— Required task —
Return the records in full, exactly as given.

— Records for processing —
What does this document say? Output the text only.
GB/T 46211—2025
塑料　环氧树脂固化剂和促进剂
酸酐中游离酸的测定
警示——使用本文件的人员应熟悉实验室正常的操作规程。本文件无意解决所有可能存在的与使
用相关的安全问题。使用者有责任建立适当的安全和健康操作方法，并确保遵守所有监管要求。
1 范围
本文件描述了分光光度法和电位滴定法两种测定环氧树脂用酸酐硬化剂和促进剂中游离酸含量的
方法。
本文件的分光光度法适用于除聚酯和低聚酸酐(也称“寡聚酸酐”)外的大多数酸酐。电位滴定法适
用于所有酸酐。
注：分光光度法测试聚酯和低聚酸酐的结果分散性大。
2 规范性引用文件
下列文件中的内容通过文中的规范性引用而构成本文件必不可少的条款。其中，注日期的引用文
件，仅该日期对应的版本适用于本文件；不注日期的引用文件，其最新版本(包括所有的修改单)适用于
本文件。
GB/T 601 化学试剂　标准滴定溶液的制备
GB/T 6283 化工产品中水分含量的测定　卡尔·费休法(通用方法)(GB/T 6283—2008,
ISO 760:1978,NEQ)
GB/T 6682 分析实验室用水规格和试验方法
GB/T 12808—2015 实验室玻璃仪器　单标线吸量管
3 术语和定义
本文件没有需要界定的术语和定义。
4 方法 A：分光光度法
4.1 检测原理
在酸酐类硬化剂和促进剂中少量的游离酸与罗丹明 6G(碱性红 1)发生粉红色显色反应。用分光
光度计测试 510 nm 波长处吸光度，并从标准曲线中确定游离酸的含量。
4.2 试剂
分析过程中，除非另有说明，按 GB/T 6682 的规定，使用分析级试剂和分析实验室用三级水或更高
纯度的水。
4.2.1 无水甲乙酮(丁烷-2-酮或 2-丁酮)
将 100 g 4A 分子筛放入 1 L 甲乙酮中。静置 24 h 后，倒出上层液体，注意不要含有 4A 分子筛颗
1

— Completed task —
What does this document say? Output the text only.
GB/T 46211—2025
塑料　环氧树脂固化剂和促进剂
酸酐中游离酸的测定
警示——使用本文件的人员应熟悉实验室正常的操作规程。本文件无意解决所有可能存在的与使
用相关的安全问题。使用者有责任建立适当的安全和健康操作方法，并确保遵守所有监管要求。
1 范围
本文件描述了分光光度法和电位滴定法两种测定环氧树脂用酸酐硬化剂和促进剂中游离酸含量的
方法。
本文件的分光光度法适用于除聚酯和低聚酸酐(也称“寡聚酸酐”)外的大多数酸酐。电位滴定法适
用于所有酸酐。
注：分光光度法测试聚酯和低聚酸酐的结果分散性大。
2 规范性引用文件
下列文件中的内容通过文中的规范性引用而构成本文件必不可少的条款。其中，注日期的引用文
件，仅该日期对应的版本适用于本文件；不注日期的引用文件，其最新版本(包括所有的修改单)适用于
本文件。
GB/T 601 化学试剂　标准滴定溶液的制备
GB/T 6283 化工产品中水分含量的测定　卡尔·费休法(通用方法)(GB/T 6283—2008,
ISO 760:1978,NEQ)
GB/T 6682 分析实验室用水规格和试验方法
GB/T 12808—2015 实验室玻璃仪器　单标线吸量管
3 术语和定义
本文件没有需要界定的术语和定义。
4 方法 A：分光光度法
4.1 检测原理
在酸酐类硬化剂和促进剂中少量的游离酸与罗丹明 6G(碱性红 1)发生粉红色显色反应。用分光
光度计测试 510 nm 波长处吸光度，并从标准曲线中确定游离酸的含量。
4.2 试剂
分析过程中，除非另有说明，按 GB/T 6682 的规定，使用分析级试剂和分析实验室用三级水或更高
纯度的水。
4.2.1 无水甲乙酮(丁烷-2-酮或 2-丁酮)
将 100 g 4A 分子筛放入 1 L 甲乙酮中。静置 24 h 后，倒出上层液体，注意不要含有 4A 分子筛颗
1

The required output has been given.